Items from a dataset

---+---

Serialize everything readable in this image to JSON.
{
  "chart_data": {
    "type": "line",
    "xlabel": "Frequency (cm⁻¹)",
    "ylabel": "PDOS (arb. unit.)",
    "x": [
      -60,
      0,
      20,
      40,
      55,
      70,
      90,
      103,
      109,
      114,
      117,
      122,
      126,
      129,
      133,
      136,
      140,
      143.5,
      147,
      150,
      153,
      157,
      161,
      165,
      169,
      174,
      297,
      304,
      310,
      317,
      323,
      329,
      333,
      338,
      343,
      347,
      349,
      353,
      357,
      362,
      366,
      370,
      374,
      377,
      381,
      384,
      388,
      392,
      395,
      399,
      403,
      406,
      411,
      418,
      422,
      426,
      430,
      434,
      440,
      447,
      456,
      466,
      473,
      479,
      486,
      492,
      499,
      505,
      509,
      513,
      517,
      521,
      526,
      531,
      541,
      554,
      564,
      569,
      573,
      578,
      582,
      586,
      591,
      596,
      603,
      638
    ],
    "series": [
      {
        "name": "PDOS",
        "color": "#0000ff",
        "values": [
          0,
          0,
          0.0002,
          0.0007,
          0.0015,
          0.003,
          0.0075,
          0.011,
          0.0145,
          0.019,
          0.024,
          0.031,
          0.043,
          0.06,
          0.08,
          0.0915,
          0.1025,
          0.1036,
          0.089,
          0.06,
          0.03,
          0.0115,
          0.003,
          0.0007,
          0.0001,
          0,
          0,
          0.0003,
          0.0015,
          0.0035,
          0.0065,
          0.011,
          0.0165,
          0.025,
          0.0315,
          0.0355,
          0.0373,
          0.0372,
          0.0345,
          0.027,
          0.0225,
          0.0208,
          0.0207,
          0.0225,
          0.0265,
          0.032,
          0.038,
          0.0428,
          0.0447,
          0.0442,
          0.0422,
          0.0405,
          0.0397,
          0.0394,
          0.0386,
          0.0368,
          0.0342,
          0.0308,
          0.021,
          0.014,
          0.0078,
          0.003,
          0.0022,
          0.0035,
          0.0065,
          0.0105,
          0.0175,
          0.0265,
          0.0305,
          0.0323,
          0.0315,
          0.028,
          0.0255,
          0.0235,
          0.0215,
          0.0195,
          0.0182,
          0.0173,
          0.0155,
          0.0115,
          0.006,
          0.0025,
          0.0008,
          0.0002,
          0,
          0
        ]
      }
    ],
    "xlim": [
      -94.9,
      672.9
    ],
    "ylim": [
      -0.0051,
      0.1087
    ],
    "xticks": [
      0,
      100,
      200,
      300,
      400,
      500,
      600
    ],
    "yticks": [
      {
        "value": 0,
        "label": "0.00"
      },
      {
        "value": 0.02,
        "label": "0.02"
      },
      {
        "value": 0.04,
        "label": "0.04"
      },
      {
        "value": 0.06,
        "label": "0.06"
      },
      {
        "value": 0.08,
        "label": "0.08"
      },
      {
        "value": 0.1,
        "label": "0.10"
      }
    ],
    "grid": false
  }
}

---+---

Your task is to repeat each line of the material exactly.

__Written response__
Serialize everything readable in this image to JSON.
{
  "chart_data": {
    "type": "line",
    "xlabel": "Frequency (cm⁻¹)",
    "ylabel": "PDOS (arb. unit.)",
    "x": [
      -60,
      0,
      20,
      40,
      55,
      70,
      90,
      103,
      109,
      114,
      117,
      122,
      126,
      129,
      133,
      136,
      140,
      143.5,
      147,
      150,
      153,
      157,
      161,
      165,
      169,
      174,
      297,
      304,
      310,
      317,
      323,
      329,
      333,
      338,
      343,
      347,
      349,
      353,
      357,
      362,
      366,
      370,
      374,
      377,
      381,
      384,
      388,
      392,
      395,
      399,
      403,
      406,
      411,
      418,
      422,
      426,
      430,
      434,
      440,
      447,
      456,
      466,
      473,
      479,
      486,
      492,
      499,
      505,
      509,
      513,
      517,
      521,
      526,
      531,
      541,
      554,
      564,
      569,
      573,
      578,
      582,
      586,
      591,
      596,
      603,
      638
    ],
    "series": [
      {
        "name": "PDOS",
        "color": "#0000ff",
        "values": [
          0,
          0,
          0.0002,
          0.0007,
          0.0015,
          0.003,
          0.0075,
          0.011,
          0.0145,
          0.019,
          0.024,
          0.031,
          0.043,
          0.06,
          0.08,
          0.0915,
          0.1025,
          0.1036,
          0.089,
          0.06,
          0.03,
          0.0115,
          0.003,
          0.0007,
          0.0001,
          0,
          0,
          0.0003,
          0.0015,
          0.0035,
          0.0065,
          0.011,
          0.0165,
          0.025,
          0.0315,
          0.0355,
          0.0373,
          0.0372,
          0.0345,
          0.027,
          0.0225,
          0.0208,
          0.0207,
          0.0225,
          0.0265,
          0.032,
          0.038,
          0.0428,
          0.0447,
          0.0442,
          0.0422,
          0.0405,
          0.0397,
          0.0394,
          0.0386,
          0.0368,
          0.0342,
          0.0308,
          0.021,
          0.014,
          0.0078,
          0.003,
          0.0022,
          0.0035,
          0.0065,
          0.0105,
          0.0175,
          0.0265,
          0.0305,
          0.0323,
          0.0315,
          0.028,
          0.0255,
          0.0235,
          0.0215,
          0.0195,
          0.0182,
          0.0173,
          0.0155,
          0.0115,
          0.006,
          0.0025,
          0.0008,
          0.0002,
          0,
          0
        ]
      }
    ],
    "xlim": [
      -94.9,
      672.9
    ],
    "ylim": [
      -0.0051,
      0.1087
    ],
    "xticks": [
      0,
      100,
      200,
      300,
      400,
      500,
      600
    ],
    "yticks": [
      {
        "value": 0,
        "label": "0.00"
      },
      {
        "value": 0.02,
        "label": "0.02"
      },
      {
        "value": 0.04,
        "label": "0.04"
      },
      {
        "value": 0.06,
        "label": "0.06"
      },
      {
        "value": 0.08,
        "label": "0.08"
      },
      {
        "value": 0.1,
        "label": "0.10"
      }
    ],
    "grid": false
  }
}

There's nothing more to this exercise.